**Problem to work on**
Print all of the lines exactly. Any picture among them stays out.

**Input data**
==================================================

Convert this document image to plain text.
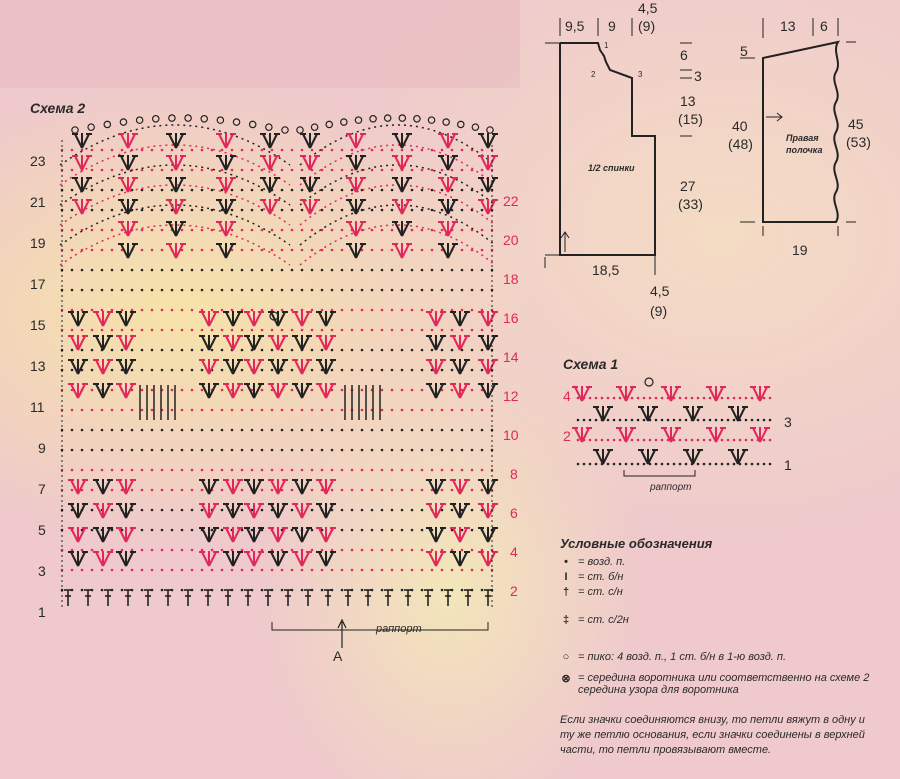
Схема 2
23
21
19
17
15
13
11
9
7
5
3
1
22
20
18
16
14
12
10
8
6
4
2
раппорт
А
1/2 спинки
9,5 9
4,5
(9)
6
3
13
(15)
27
(33)
18,5
4,5
(9)
1
2	3
Правая
полочка
13 6
5
40
(48)
45
(53)
19
Схема 1
4
2
3
1
раппорт
Условные обозначения
• = возд. п.
I = ст. б/н
† = ст. с/н
‡ = ст. с/2н
○ = пико: 4 возд. п., 1 ст. б/н в 1-ю возд. п.
⊗ = середина воротника или соответственно на схеме 2 середина узора для воротника
Если значки соединяются внизу, то петли вяжут в одну и ту же петлю основания, если значки соединены в верхней части, то петли провязывают вместе.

==================================================

**Reply**
Convert this document image to plain text.
Схема 2
23
21
19
17
15
13
11
9
7
5
3
1
22
20
18
16
14
12
10
8
6
4
2
раппорт
А
1/2 спинки
9,5 9
4,5
(9)
6
3
13
(15)
27
(33)
18,5
4,5
(9)
1
2	3
Правая
полочка
13 6
5
40
(48)
45
(53)
19
Схема 1
4
2
3
1
раппорт
Условные обозначения
• = возд. п.
I = ст. б/н
† = ст. с/н
‡ = ст. с/2н
○ = пико: 4 возд. п., 1 ст. б/н в 1-ю возд. п.
⊗ = середина воротника или соответственно на схеме 2 середина узора для воротника
Если значки соединяются внизу, то петли вяжут в одну и ту же петлю основания, если значки соединены в верхней части, то петли провязывают вместе.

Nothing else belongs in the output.